§ THE PROBLEM: Read the listing and extract each line that includes the word "Right".

§ RECORD LIST:
───
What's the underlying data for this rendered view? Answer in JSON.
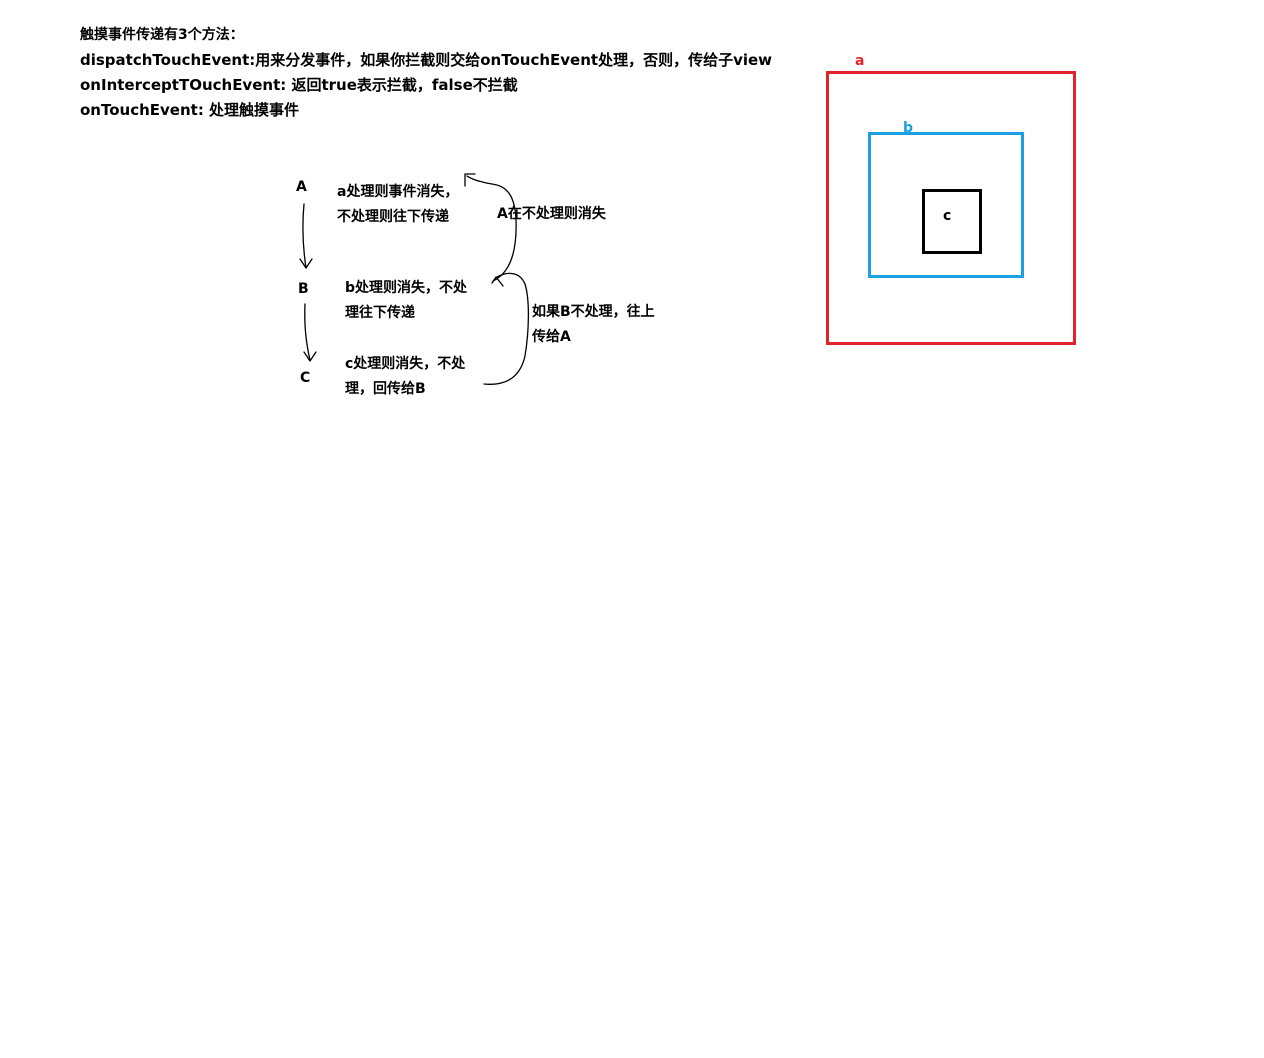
{
  "notes": {
    "title": "触摸事件传递有3个方法：",
    "line1": "dispatchTouchEvent:用来分发事件，如果你拦截则交给onTouchEvent处理，否则，传给子view",
    "line2": "onInterceptTOuchEvent: 返回true表示拦截，false不拦截",
    "line3": "onTouchEvent: 处理触摸事件"
  },
  "flow": {
    "node_a": "A",
    "node_b": "B",
    "node_c": "C",
    "a_text_1": "a处理则事件消失，",
    "a_text_2": "不处理则往下传递",
    "b_text_1": "b处理则消失，不处",
    "b_text_2": "理往下传递",
    "c_text_1": "c处理则消失，不处",
    "c_text_2": "理，回传给B",
    "up_a_label": "A在不处理则消失",
    "up_b_label_1": "如果B不处理，往上",
    "up_b_label_2": "传给A"
  },
  "nested_views": {
    "a_label": "a",
    "b_label": "b",
    "c_label": "c",
    "a_color": "#e0242b",
    "b_color": "#1ba1e2",
    "c_color": "#000000"
  }
}
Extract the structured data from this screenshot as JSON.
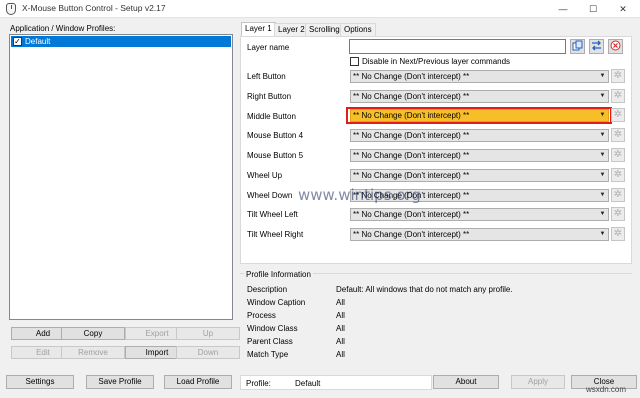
{
  "window": {
    "title": "X-Mouse Button Control - Setup v2.17",
    "controls": {
      "minimize": "—",
      "maximize": "☐",
      "close": "✕"
    }
  },
  "profiles": {
    "label": "Application / Window Profiles:",
    "items": [
      {
        "name": "Default",
        "checked": true,
        "selected": true
      }
    ],
    "buttons": {
      "add": "Add",
      "copy": "Copy",
      "export": "Export",
      "up": "Up",
      "edit": "Edit",
      "remove": "Remove",
      "import": "Import",
      "down": "Down"
    }
  },
  "tabs": [
    "Layer 1",
    "Layer 2",
    "Scrolling",
    "Options"
  ],
  "layer": {
    "name_label": "Layer name",
    "name_value": "",
    "disable_label": "Disable in Next/Previous layer commands",
    "disable_checked": false,
    "rows": [
      {
        "label": "Left Button",
        "value": "** No Change (Don't intercept) **"
      },
      {
        "label": "Right Button",
        "value": "** No Change (Don't intercept) **"
      },
      {
        "label": "Middle Button",
        "value": "** No Change (Don't intercept) **",
        "highlighted": true
      },
      {
        "label": "Mouse Button 4",
        "value": "** No Change (Don't intercept) **"
      },
      {
        "label": "Mouse Button 5",
        "value": "** No Change (Don't intercept) **"
      },
      {
        "label": "Wheel Up",
        "value": "** No Change (Don't intercept) **"
      },
      {
        "label": "Wheel Down",
        "value": "** No Change (Don't intercept) **"
      },
      {
        "label": "Tilt Wheel Left",
        "value": "** No Change (Don't intercept) **"
      },
      {
        "label": "Tilt Wheel Right",
        "value": "** No Change (Don't intercept) **"
      }
    ],
    "icons": [
      "copy-icon",
      "swap-icon",
      "reset-icon",
      "gear-icon"
    ]
  },
  "profile_info": {
    "title": "Profile Information",
    "rows": [
      {
        "key": "Description",
        "value": "Default: All windows that do not match any profile."
      },
      {
        "key": "Window Caption",
        "value": "All"
      },
      {
        "key": "Process",
        "value": "All"
      },
      {
        "key": "Window Class",
        "value": "All"
      },
      {
        "key": "Parent Class",
        "value": "All"
      },
      {
        "key": "Match Type",
        "value": "All"
      }
    ]
  },
  "bottom": {
    "settings": "Settings",
    "save_profile": "Save Profile",
    "load_profile": "Load Profile",
    "profile_label": "Profile:",
    "profile_value": "Default",
    "about": "About",
    "apply": "Apply",
    "close": "Close"
  },
  "watermarks": {
    "center": "www.wintips.org",
    "corner": "wsxdn.com"
  },
  "colors": {
    "selection": "#0078d7",
    "highlight_combo": "#f6be29",
    "highlight_border": "#e21b1b"
  }
}
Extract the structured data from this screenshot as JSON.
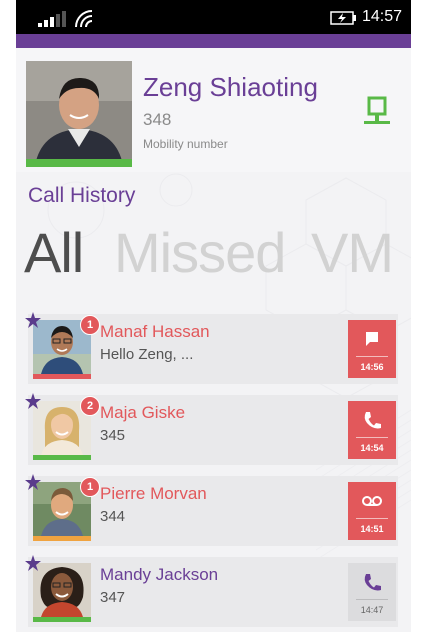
───
§ OUTPUT OF THE EXERCISE:
        "label": "Right Button",
        "label": "Tilt Wheel Right",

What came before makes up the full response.